WORK TO BE COMPLETED ▸
Print all of the data exactly.

LISTED ENTRIES ▸
::::
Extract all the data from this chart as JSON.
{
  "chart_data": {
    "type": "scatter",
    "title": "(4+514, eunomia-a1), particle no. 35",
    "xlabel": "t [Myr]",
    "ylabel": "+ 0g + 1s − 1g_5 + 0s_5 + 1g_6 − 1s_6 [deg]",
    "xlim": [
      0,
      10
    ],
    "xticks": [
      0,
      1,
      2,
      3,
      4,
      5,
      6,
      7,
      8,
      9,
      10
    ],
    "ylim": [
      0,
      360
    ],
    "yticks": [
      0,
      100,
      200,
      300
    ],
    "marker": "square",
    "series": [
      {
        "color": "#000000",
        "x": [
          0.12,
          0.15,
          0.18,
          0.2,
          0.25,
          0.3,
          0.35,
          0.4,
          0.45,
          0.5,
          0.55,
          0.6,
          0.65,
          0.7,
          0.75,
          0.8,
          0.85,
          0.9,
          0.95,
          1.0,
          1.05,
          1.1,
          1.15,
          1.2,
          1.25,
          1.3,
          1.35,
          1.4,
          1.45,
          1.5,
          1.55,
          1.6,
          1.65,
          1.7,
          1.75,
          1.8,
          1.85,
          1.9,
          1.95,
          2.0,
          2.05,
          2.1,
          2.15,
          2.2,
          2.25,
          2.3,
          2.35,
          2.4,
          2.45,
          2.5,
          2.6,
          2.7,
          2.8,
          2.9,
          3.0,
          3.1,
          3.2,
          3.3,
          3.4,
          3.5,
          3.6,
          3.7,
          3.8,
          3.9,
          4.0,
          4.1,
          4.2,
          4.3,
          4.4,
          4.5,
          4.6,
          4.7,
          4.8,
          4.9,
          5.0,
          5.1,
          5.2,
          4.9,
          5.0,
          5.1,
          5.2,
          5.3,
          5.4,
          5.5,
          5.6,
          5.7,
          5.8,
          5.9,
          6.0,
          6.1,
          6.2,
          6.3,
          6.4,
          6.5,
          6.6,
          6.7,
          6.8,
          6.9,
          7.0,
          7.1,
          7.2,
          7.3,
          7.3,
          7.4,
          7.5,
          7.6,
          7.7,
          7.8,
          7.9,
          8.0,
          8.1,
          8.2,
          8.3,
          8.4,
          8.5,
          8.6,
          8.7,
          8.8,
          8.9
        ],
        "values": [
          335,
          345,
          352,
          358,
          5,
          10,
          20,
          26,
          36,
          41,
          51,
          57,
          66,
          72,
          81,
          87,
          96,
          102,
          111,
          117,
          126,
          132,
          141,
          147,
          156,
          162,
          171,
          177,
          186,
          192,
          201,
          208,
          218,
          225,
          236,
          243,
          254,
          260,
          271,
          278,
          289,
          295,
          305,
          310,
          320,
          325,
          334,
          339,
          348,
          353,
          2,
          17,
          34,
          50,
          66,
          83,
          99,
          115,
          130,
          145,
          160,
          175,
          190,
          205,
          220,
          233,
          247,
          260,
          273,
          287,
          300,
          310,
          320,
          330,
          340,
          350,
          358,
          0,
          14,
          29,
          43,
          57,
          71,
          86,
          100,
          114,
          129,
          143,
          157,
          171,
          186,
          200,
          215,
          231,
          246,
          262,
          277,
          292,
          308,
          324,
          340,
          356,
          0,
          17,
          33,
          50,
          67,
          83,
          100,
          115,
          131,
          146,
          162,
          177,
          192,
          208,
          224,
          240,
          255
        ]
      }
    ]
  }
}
::::
THE SOLUTION ▸
Extract all the data from this chart as JSON.
{
  "chart_data": {
    "type": "scatter",
    "title": "(4+514, eunomia-a1), particle no. 35",
    "xlabel": "t [Myr]",
    "ylabel": "+ 0g + 1s − 1g_5 + 0s_5 + 1g_6 − 1s_6 [deg]",
    "xlim": [
      0,
      10
    ],
    "xticks": [
      0,
      1,
      2,
      3,
      4,
      5,
      6,
      7,
      8,
      9,
      10
    ],
    "ylim": [
      0,
      360
    ],
    "yticks": [
      0,
      100,
      200,
      300
    ],
    "marker": "square",
    "series": [
      {
        "color": "#000000",
        "x": [
          0.12,
          0.15,
          0.18,
          0.2,
          0.25,
          0.3,
          0.35,
          0.4,
          0.45,
          0.5,
          0.55,
          0.6,
          0.65,
          0.7,
          0.75,
          0.8,
          0.85,
          0.9,
          0.95,
          1.0,
          1.05,
          1.1,
          1.15,
          1.2,
          1.25,
          1.3,
          1.35,
          1.4,
          1.45,
          1.5,
          1.55,
          1.6,
          1.65,
          1.7,
          1.75,
          1.8,
          1.85,
          1.9,
          1.95,
          2.0,
          2.05,
          2.1,
          2.15,
          2.2,
          2.25,
          2.3,
          2.35,
          2.4,
          2.45,
          2.5,
          2.6,
          2.7,
          2.8,
          2.9,
          3.0,
          3.1,
          3.2,
          3.3,
          3.4,
          3.5,
          3.6,
          3.7,
          3.8,
          3.9,
          4.0,
          4.1,
          4.2,
          4.3,
          4.4,
          4.5,
          4.6,
          4.7,
          4.8,
          4.9,
          5.0,
          5.1,
          5.2,
          4.9,
          5.0,
          5.1,
          5.2,
          5.3,
          5.4,
          5.5,
          5.6,
          5.7,
          5.8,
          5.9,
          6.0,
          6.1,
          6.2,
          6.3,
          6.4,
          6.5,
          6.6,
          6.7,
          6.8,
          6.9,
          7.0,
          7.1,
          7.2,
          7.3,
          7.3,
          7.4,
          7.5,
          7.6,
          7.7,
          7.8,
          7.9,
          8.0,
          8.1,
          8.2,
          8.3,
          8.4,
          8.5,
          8.6,
          8.7,
          8.8,
          8.9
        ],
        "values": [
          335,
          345,
          352,
          358,
          5,
          10,
          20,
          26,
          36,
          41,
          51,
          57,
          66,
          72,
          81,
          87,
          96,
          102,
          111,
          117,
          126,
          132,
          141,
          147,
          156,
          162,
          171,
          177,
          186,
          192,
          201,
          208,
          218,
          225,
          236,
          243,
          254,
          260,
          271,
          278,
          289,
          295,
          305,
          310,
          320,
          325,
          334,
          339,
          348,
          353,
          2,
          17,
          34,
          50,
          66,
          83,
          99,
          115,
          130,
          145,
          160,
          175,
          190,
          205,
          220,
          233,
          247,
          260,
          273,
          287,
          300,
          310,
          320,
          330,
          340,
          350,
          358,
          0,
          14,
          29,
          43,
          57,
          71,
          86,
          100,
          114,
          129,
          143,
          157,
          171,
          186,
          200,
          215,
          231,
          246,
          262,
          277,
          292,
          308,
          324,
          340,
          356,
          0,
          17,
          33,
          50,
          67,
          83,
          100,
          115,
          131,
          146,
          162,
          177,
          192,
          208,
          224,
          240,
          255
        ]
      }
    ]
  }
}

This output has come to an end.